(Stored items from a collection)
**********

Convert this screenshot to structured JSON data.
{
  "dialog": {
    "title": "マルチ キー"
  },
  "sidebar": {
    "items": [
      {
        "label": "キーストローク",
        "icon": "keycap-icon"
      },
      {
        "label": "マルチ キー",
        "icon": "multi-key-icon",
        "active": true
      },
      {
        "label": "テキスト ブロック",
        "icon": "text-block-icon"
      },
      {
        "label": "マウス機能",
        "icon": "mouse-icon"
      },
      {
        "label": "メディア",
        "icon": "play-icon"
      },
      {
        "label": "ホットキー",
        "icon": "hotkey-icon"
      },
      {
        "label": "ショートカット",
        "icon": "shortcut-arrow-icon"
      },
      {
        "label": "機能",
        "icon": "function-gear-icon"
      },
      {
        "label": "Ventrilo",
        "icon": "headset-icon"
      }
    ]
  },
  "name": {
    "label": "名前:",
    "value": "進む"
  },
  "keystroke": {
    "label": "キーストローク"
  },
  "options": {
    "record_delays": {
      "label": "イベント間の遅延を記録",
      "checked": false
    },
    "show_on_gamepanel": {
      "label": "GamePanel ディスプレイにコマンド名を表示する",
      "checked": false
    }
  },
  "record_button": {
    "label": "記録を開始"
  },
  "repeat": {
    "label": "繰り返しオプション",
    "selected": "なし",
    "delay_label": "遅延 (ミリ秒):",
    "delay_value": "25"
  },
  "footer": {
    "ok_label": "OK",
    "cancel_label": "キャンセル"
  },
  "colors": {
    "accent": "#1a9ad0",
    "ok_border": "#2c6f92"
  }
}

**********

_PROBLEM_: Give the entries once more, exactly as they appear.

_ANSWER BELOW_:
Convert this screenshot to structured JSON data.
{
  "dialog": {
    "title": "マルチ キー"
  },
  "sidebar": {
    "items": [
      {
        "label": "キーストローク",
        "icon": "keycap-icon"
      },
      {
        "label": "マルチ キー",
        "icon": "multi-key-icon",
        "active": true
      },
      {
        "label": "テキスト ブロック",
        "icon": "text-block-icon"
      },
      {
        "label": "マウス機能",
        "icon": "mouse-icon"
      },
      {
        "label": "メディア",
        "icon": "play-icon"
      },
      {
        "label": "ホットキー",
        "icon": "hotkey-icon"
      },
      {
        "label": "ショートカット",
        "icon": "shortcut-arrow-icon"
      },
      {
        "label": "機能",
        "icon": "function-gear-icon"
      },
      {
        "label": "Ventrilo",
        "icon": "headset-icon"
      }
    ]
  },
  "name": {
    "label": "名前:",
    "value": "進む"
  },
  "keystroke": {
    "label": "キーストローク"
  },
  "options": {
    "record_delays": {
      "label": "イベント間の遅延を記録",
      "checked": false
    },
    "show_on_gamepanel": {
      "label": "GamePanel ディスプレイにコマンド名を表示する",
      "checked": false
    }
  },
  "record_button": {
    "label": "記録を開始"
  },
  "repeat": {
    "label": "繰り返しオプション",
    "selected": "なし",
    "delay_label": "遅延 (ミリ秒):",
    "delay_value": "25"
  },
  "footer": {
    "ok_label": "OK",
    "cancel_label": "キャンセル"
  },
  "colors": {
    "accent": "#1a9ad0",
    "ok_border": "#2c6f92"
  }
}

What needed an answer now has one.